- Opening Delimiter -

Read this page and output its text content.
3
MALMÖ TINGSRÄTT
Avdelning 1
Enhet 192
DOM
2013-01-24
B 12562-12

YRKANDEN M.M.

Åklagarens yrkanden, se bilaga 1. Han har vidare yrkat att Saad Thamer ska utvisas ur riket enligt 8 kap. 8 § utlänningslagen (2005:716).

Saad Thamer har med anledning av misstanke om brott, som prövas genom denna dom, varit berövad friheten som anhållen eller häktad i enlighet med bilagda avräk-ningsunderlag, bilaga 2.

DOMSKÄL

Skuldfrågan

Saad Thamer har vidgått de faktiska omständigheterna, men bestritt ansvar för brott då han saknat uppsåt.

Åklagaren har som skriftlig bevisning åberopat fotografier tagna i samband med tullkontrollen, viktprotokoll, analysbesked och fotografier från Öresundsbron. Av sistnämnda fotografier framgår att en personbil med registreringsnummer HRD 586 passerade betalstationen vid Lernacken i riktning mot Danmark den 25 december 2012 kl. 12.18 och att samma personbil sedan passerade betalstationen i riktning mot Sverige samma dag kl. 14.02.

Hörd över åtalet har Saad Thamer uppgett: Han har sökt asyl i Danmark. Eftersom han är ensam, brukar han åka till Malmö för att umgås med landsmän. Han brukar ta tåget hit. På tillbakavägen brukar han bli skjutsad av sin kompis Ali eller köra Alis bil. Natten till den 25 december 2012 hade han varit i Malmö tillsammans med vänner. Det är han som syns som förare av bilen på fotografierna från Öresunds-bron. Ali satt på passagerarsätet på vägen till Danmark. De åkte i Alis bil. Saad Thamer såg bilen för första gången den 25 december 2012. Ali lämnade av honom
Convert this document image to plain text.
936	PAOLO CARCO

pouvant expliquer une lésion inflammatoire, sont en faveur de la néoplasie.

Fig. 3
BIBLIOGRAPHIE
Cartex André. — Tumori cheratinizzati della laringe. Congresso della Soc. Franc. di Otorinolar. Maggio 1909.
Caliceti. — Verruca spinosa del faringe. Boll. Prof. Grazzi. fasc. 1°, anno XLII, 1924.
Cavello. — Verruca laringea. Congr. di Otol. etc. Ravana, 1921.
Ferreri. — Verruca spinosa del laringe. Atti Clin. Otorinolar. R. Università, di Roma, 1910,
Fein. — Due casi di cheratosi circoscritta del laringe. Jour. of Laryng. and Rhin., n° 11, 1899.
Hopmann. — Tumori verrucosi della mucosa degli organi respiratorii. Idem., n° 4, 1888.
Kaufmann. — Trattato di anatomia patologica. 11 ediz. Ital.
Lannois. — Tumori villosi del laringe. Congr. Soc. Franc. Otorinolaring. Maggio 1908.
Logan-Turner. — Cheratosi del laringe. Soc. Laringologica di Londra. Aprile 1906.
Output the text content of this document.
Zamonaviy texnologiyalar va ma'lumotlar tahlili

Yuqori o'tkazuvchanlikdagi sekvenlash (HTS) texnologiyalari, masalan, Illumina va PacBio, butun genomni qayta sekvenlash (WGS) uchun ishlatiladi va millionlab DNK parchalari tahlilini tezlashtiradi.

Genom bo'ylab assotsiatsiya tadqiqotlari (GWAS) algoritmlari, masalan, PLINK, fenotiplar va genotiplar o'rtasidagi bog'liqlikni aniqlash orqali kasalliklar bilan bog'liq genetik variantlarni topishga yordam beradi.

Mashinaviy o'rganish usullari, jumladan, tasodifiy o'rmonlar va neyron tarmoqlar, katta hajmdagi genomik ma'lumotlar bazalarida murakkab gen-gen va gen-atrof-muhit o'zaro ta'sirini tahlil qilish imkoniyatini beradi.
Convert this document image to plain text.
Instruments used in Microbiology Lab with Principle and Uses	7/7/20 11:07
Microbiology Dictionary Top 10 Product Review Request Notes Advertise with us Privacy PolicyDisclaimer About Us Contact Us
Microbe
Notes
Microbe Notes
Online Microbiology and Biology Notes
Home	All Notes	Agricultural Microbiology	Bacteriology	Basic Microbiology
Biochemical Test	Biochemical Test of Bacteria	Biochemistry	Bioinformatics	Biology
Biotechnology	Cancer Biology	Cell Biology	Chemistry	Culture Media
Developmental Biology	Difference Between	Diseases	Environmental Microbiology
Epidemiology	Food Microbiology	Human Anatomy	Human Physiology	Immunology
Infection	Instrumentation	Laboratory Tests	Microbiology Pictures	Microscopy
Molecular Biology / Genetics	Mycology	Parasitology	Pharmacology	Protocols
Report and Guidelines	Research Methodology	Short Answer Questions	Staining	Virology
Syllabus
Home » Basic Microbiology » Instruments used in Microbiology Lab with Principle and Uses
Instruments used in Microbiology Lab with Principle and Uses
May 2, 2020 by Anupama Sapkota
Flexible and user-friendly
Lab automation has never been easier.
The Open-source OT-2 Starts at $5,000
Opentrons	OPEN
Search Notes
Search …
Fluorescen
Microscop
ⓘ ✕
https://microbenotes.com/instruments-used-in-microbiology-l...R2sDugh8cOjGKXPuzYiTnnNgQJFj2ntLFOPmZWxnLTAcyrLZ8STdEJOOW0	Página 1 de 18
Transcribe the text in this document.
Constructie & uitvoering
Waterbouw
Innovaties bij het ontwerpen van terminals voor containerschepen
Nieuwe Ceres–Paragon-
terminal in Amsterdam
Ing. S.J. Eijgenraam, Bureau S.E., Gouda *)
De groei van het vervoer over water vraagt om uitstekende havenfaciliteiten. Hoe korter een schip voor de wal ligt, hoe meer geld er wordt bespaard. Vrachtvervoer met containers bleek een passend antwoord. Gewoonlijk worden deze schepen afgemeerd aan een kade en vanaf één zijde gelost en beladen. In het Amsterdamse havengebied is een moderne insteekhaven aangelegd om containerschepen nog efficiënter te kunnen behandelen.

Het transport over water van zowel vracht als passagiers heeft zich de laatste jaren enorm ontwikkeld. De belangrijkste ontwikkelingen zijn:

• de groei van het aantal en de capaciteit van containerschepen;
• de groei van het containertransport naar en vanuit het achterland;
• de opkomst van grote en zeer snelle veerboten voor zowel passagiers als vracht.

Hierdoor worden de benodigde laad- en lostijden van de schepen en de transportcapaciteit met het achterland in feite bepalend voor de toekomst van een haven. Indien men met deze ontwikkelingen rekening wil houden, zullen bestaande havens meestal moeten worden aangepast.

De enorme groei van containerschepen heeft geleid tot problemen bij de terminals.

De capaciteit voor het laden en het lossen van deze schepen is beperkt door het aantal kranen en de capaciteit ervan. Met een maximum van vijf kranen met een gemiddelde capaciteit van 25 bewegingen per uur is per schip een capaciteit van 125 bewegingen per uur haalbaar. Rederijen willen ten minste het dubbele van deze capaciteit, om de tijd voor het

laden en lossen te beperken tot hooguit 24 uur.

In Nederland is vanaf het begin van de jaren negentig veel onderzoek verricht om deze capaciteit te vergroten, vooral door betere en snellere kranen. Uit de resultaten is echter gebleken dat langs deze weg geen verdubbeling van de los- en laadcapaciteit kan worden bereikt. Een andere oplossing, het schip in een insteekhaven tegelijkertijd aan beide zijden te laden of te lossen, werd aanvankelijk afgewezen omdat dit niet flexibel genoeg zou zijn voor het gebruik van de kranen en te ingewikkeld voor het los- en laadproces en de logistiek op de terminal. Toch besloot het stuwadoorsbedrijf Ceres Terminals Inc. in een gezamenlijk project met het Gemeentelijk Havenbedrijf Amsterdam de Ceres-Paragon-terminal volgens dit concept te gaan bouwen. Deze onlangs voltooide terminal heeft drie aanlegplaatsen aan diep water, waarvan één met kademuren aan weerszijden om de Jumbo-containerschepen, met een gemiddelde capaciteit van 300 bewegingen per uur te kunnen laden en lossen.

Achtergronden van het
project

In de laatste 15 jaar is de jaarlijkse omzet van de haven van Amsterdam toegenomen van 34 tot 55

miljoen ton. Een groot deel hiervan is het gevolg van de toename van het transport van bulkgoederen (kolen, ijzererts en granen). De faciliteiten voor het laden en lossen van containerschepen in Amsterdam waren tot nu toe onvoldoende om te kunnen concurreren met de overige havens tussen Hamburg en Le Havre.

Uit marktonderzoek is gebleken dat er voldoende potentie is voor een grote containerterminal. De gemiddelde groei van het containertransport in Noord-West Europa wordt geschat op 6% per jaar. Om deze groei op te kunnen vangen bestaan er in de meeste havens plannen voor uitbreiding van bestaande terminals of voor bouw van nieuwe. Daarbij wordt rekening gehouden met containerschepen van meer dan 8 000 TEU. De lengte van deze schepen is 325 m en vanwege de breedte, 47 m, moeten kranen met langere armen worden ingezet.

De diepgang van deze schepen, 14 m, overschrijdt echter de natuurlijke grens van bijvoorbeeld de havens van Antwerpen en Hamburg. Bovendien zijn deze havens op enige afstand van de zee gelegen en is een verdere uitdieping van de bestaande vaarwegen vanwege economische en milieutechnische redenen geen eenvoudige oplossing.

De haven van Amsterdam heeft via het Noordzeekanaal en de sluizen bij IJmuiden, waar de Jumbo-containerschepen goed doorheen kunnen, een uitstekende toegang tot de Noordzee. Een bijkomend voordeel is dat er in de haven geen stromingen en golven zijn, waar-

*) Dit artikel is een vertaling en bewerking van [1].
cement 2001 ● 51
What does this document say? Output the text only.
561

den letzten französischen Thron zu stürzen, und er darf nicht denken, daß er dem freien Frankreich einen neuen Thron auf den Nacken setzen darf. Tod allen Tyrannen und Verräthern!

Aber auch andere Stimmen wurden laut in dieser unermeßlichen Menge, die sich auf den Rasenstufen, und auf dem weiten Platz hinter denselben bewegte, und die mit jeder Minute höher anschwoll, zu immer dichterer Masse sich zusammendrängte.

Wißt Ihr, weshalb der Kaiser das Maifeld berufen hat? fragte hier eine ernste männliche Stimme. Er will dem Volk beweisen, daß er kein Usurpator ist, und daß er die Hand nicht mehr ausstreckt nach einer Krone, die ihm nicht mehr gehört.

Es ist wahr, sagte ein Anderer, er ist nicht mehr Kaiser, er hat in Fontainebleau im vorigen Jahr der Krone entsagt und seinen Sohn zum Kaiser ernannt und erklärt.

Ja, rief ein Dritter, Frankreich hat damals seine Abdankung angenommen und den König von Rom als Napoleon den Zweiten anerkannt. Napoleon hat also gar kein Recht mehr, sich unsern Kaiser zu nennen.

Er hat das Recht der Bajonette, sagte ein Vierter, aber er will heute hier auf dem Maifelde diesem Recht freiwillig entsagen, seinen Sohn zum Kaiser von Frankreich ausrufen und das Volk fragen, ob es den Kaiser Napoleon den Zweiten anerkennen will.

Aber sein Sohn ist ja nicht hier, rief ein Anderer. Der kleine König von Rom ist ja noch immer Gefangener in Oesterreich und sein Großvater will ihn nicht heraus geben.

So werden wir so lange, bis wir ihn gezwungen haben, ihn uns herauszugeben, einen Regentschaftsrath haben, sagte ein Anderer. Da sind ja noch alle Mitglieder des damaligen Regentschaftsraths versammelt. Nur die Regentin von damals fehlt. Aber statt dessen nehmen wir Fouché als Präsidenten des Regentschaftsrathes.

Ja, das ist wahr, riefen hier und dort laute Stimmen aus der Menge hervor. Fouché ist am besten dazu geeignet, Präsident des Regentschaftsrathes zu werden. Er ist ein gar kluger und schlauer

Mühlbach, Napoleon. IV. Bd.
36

- Closing Delimiter -

■ Exercise directions: For each line of the material that includes the word "Hamburg", make a copy.

■ Written solution:
miljoen ton. Een groot deel hiervan is het gevolg van de toename van het transport van bulkgoederen (kolen, ijzererts en granen). De faciliteiten voor het laden en lossen van containerschepen in Amsterdam waren tot nu toe onvoldoende om te kunnen concurreren met de overige havens tussen Hamburg en Le Havre.
De diepgang van deze schepen, 14 m, overschrijdt echter de natuurlijke grens van bijvoorbeeld de havens van Antwerpen en Hamburg. Bovendien zijn deze havens op enige afstand van de zee gelegen en is een verdere uitdieping van de bestaande vaarwegen vanwege economische en milieutechnische redenen geen eenvoudige oplossing.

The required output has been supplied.